Dataset entries for page text:

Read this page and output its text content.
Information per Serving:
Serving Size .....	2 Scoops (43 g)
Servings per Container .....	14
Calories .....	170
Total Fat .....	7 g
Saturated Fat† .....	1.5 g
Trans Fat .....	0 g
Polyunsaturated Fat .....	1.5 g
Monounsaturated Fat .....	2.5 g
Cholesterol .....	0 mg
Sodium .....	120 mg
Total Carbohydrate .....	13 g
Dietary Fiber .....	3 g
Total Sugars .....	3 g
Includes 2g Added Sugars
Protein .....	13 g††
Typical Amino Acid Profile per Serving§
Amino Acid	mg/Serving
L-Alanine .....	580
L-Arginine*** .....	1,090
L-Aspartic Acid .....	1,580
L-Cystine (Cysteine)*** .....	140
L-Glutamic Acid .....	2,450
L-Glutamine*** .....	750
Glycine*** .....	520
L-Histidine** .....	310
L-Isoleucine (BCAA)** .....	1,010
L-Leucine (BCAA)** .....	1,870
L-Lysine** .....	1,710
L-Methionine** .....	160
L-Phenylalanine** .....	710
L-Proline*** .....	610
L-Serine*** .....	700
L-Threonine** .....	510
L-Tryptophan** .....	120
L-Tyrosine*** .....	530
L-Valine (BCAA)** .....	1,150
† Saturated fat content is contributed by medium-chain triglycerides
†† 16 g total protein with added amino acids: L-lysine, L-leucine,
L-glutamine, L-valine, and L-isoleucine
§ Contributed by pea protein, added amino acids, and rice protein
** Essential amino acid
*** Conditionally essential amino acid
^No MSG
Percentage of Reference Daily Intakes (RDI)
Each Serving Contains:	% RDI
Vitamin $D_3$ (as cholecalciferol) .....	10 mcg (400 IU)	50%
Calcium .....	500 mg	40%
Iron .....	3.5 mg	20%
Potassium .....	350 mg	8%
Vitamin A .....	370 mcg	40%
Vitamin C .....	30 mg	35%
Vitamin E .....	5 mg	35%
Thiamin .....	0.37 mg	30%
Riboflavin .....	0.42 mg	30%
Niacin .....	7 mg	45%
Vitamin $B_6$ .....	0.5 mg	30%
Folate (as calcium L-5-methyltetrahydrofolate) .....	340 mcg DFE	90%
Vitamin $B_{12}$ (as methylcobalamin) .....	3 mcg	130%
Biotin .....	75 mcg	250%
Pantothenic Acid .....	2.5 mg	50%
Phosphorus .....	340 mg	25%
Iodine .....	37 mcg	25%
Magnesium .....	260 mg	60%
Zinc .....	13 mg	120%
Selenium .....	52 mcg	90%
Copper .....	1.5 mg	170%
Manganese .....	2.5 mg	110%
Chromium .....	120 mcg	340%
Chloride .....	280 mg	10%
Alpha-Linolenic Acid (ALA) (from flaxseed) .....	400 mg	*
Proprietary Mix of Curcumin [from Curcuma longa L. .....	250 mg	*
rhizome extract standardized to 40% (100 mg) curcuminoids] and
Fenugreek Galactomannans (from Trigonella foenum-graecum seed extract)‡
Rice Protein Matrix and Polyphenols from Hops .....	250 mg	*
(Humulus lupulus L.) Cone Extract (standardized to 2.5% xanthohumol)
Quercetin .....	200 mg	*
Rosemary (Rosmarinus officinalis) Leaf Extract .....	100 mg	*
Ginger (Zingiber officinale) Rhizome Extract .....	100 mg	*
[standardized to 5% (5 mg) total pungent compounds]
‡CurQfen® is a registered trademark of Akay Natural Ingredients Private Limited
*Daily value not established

TASK DETAILS :: Please report only the number of lines above that include "from".

RESPONSE BELOW :: 4